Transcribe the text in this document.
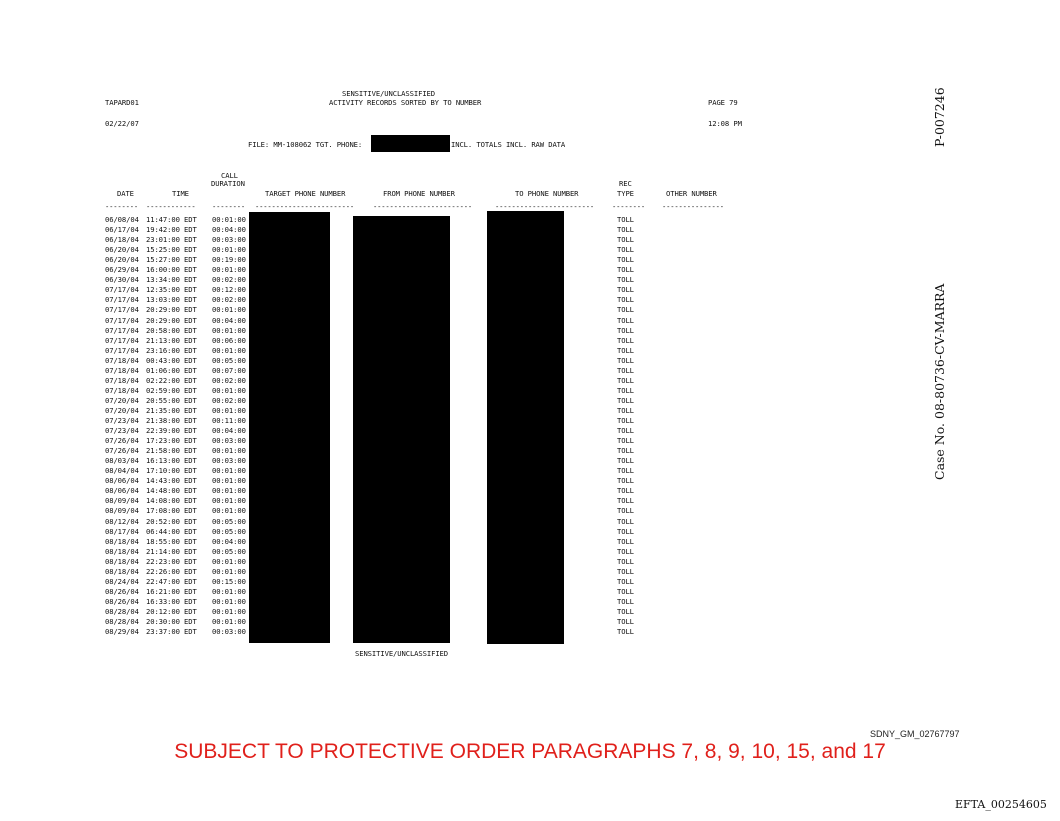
SENSITIVE/UNCLASSIFIED
TAPARD01	ACTIVITY RECORDS SORTED BY TO NUMBER	PAGE 79
02/22/07	12:08 PM
FILE: MM-108062 TGT. PHONE:	INCL. TOTALS INCL. RAW DATA
CALL
DURATION	REC
DATE	TIME	TARGET PHONE NUMBER	FROM PHONE NUMBER	TO PHONE NUMBER	TYPE	OTHER NUMBER
--------	------------	--------	------------------------	------------------------	------------------------	--------	---------------
06/08/04 11:47:00 EDT 00:01:00	TOLL
06/17/04 19:42:00 EDT 00:04:00	TOLL
06/18/04 23:01:00 EDT 00:03:00	TOLL
06/20/04 15:25:00 EDT 00:01:00	TOLL
06/20/04 15:27:00 EDT 00:19:00	TOLL
06/29/04 16:00:00 EDT 00:01:00	TOLL
06/30/04 13:34:00 EDT 00:02:00	TOLL
07/17/04 12:35:00 EDT 00:12:00	TOLL
07/17/04 13:03:00 EDT 00:02:00	TOLL
07/17/04 20:29:00 EDT 00:01:00	TOLL
07/17/04 20:29:00 EDT 00:04:00	TOLL
07/17/04 20:58:00 EDT 00:01:00	TOLL
07/17/04 21:13:00 EDT 00:06:00	TOLL
07/17/04 23:16:00 EDT 00:01:00	TOLL
07/18/04 00:43:00 EDT 00:05:00	TOLL
07/18/04 01:06:00 EDT 00:07:00	TOLL
07/18/04 02:22:00 EDT 00:02:00	TOLL
07/18/04 02:59:00 EDT 00:01:00	TOLL
07/20/04 20:55:00 EDT 00:02:00	TOLL
07/20/04 21:35:00 EDT 00:01:00	TOLL
07/23/04 21:38:00 EDT 00:11:00	TOLL
07/23/04 22:39:00 EDT 00:04:00	TOLL
07/26/04 17:23:00 EDT 00:03:00	TOLL
07/26/04 21:58:00 EDT 00:01:00	TOLL
08/03/04 16:13:00 EDT 00:03:00	TOLL
08/04/04 17:10:00 EDT 00:01:00	TOLL
08/06/04 14:43:00 EDT 00:01:00	TOLL
08/06/04 14:48:00 EDT 00:01:00	TOLL
08/09/04 14:08:00 EDT 00:01:00	TOLL
08/09/04 17:08:00 EDT 00:01:00	TOLL
08/12/04 20:52:00 EDT 00:05:00	TOLL
08/17/04 06:44:00 EDT 00:05:00	TOLL
08/18/04 18:55:00 EDT 00:04:00	TOLL
08/18/04 21:14:00 EDT 00:05:00	TOLL
08/18/04 22:23:00 EDT 00:01:00	TOLL
08/18/04 22:26:00 EDT 00:01:00	TOLL
08/24/04 22:47:00 EDT 00:15:00	TOLL
08/26/04 16:21:00 EDT 00:01:00	TOLL
08/26/04 16:33:00 EDT 00:01:00	TOLL
08/28/04 20:12:00 EDT 00:01:00	TOLL
08/28/04 20:30:00 EDT 00:01:00	TOLL
08/29/04 23:37:00 EDT 00:03:00	TOLL
SENSITIVE/UNCLASSIFIED
P-007246
Case No. 08-80736-CV-MARRA
SDNY_GM_02767797
SUBJECT TO PROTECTIVE ORDER PARAGRAPHS 7, 8, 9, 10, 15, and 17
EFTA_00254605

—————

Reproduce the records, all of them, word for word; omit the pictures.

Transcribe the text in this document.
SENSITIVE/UNCLASSIFIED
TAPARD01	ACTIVITY RECORDS SORTED BY TO NUMBER	PAGE 79
02/22/07	12:08 PM
FILE: MM-108062 TGT. PHONE:	INCL. TOTALS INCL. RAW DATA
CALL
DURATION	REC
DATE	TIME	TARGET PHONE NUMBER	FROM PHONE NUMBER	TO PHONE NUMBER	TYPE	OTHER NUMBER
--------	------------	--------	------------------------	------------------------	------------------------	--------	---------------
06/08/04 11:47:00 EDT 00:01:00	TOLL
06/17/04 19:42:00 EDT 00:04:00	TOLL
06/18/04 23:01:00 EDT 00:03:00	TOLL
06/20/04 15:25:00 EDT 00:01:00	TOLL
06/20/04 15:27:00 EDT 00:19:00	TOLL
06/29/04 16:00:00 EDT 00:01:00	TOLL
06/30/04 13:34:00 EDT 00:02:00	TOLL
07/17/04 12:35:00 EDT 00:12:00	TOLL
07/17/04 13:03:00 EDT 00:02:00	TOLL
07/17/04 20:29:00 EDT 00:01:00	TOLL
07/17/04 20:29:00 EDT 00:04:00	TOLL
07/17/04 20:58:00 EDT 00:01:00	TOLL
07/17/04 21:13:00 EDT 00:06:00	TOLL
07/17/04 23:16:00 EDT 00:01:00	TOLL
07/18/04 00:43:00 EDT 00:05:00	TOLL
07/18/04 01:06:00 EDT 00:07:00	TOLL
07/18/04 02:22:00 EDT 00:02:00	TOLL
07/18/04 02:59:00 EDT 00:01:00	TOLL
07/20/04 20:55:00 EDT 00:02:00	TOLL
07/20/04 21:35:00 EDT 00:01:00	TOLL
07/23/04 21:38:00 EDT 00:11:00	TOLL
07/23/04 22:39:00 EDT 00:04:00	TOLL
07/26/04 17:23:00 EDT 00:03:00	TOLL
07/26/04 21:58:00 EDT 00:01:00	TOLL
08/03/04 16:13:00 EDT 00:03:00	TOLL
08/04/04 17:10:00 EDT 00:01:00	TOLL
08/06/04 14:43:00 EDT 00:01:00	TOLL
08/06/04 14:48:00 EDT 00:01:00	TOLL
08/09/04 14:08:00 EDT 00:01:00	TOLL
08/09/04 17:08:00 EDT 00:01:00	TOLL
08/12/04 20:52:00 EDT 00:05:00	TOLL
08/17/04 06:44:00 EDT 00:05:00	TOLL
08/18/04 18:55:00 EDT 00:04:00	TOLL
08/18/04 21:14:00 EDT 00:05:00	TOLL
08/18/04 22:23:00 EDT 00:01:00	TOLL
08/18/04 22:26:00 EDT 00:01:00	TOLL
08/24/04 22:47:00 EDT 00:15:00	TOLL
08/26/04 16:21:00 EDT 00:01:00	TOLL
08/26/04 16:33:00 EDT 00:01:00	TOLL
08/28/04 20:12:00 EDT 00:01:00	TOLL
08/28/04 20:30:00 EDT 00:01:00	TOLL
08/29/04 23:37:00 EDT 00:03:00	TOLL
SENSITIVE/UNCLASSIFIED
P-007246
Case No. 08-80736-CV-MARRA
SDNY_GM_02767797
SUBJECT TO PROTECTIVE ORDER PARAGRAPHS 7, 8, 9, 10, 15, and 17
EFTA_00254605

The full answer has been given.